- [WORK TO BE COMPLETED]
Copy the passage of the text about the song "RIDEBACK" between "Mell singles chronology" and "original English track.", inclusive.

- [READING TEXT]

Single by Mell
- Released: March 4, 2009
- Genre: J-pop
- Label: Geneon
- Songwriters: Mell, Kazuya Takase
- Producer: I've Sound

Mell singles chronology
| "KILL" (2008) | "RIDEBACK" (2009) |  |

= Rideback (song) =

"RIDEBACK" is the fifth single of I've Sound singer, Mell. It was released on March 4, 2009, which serves as the opening theme for the anime series Rideback. The single has a Japanese version, a remix version and the instrumental version of the title track in addition to the original English track.

The single came in a regular CD-only edition (GNCV-0016) and a limited CD+DVD edition (GNCV-0015) which contained the PV for RIDEBACK.

- [STORED RECORDS]
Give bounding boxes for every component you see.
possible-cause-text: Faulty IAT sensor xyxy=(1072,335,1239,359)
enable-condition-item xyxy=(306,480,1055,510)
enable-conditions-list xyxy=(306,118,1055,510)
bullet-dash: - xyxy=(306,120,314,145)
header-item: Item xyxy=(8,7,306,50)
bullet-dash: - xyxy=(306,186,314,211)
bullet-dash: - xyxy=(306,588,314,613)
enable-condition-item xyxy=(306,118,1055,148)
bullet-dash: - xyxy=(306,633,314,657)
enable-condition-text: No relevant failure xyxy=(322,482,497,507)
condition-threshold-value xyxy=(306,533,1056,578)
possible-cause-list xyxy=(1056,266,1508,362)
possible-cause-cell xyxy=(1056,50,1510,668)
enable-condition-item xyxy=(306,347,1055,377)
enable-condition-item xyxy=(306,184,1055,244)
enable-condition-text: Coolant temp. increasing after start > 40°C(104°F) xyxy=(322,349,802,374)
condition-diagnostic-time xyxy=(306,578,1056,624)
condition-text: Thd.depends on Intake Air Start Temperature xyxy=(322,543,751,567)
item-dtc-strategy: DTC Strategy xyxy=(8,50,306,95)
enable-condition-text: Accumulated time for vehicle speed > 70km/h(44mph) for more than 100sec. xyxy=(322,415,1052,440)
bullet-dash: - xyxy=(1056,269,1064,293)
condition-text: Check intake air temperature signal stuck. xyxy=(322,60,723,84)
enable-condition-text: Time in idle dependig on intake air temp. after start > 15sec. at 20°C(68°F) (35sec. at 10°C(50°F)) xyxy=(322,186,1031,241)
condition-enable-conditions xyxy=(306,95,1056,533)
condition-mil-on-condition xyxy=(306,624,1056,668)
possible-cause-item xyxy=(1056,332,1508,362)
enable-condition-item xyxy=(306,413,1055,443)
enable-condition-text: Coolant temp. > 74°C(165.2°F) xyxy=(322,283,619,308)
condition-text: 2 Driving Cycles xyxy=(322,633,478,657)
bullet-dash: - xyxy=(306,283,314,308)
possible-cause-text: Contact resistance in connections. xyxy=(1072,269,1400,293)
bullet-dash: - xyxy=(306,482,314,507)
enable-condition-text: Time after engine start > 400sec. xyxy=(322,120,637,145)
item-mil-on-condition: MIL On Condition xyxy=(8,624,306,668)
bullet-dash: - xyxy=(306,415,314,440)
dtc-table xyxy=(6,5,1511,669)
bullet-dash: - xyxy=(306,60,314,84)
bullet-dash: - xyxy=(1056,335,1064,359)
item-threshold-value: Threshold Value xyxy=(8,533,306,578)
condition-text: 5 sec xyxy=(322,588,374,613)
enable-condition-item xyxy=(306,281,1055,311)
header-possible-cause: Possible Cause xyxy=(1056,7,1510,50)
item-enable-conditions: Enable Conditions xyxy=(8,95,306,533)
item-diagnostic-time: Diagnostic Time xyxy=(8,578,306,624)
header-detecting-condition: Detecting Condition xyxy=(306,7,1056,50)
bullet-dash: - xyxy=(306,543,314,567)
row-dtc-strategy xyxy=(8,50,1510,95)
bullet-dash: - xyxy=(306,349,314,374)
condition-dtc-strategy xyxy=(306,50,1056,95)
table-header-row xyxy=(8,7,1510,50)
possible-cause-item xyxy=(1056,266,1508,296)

- [PROBLEM SOLUTION]
Mell singles chronology
| "KILL" (2008) | "RIDEBACK" (2009) |  |

= Rideback (song) =

"RIDEBACK" is the fifth single of I've Sound singer, Mell. It was released on March 4, 2009, which serves as the opening theme for the anime series Rideback. The single has a Japanese version, a remix version and the instrumental version of the title track in addition to the original English track.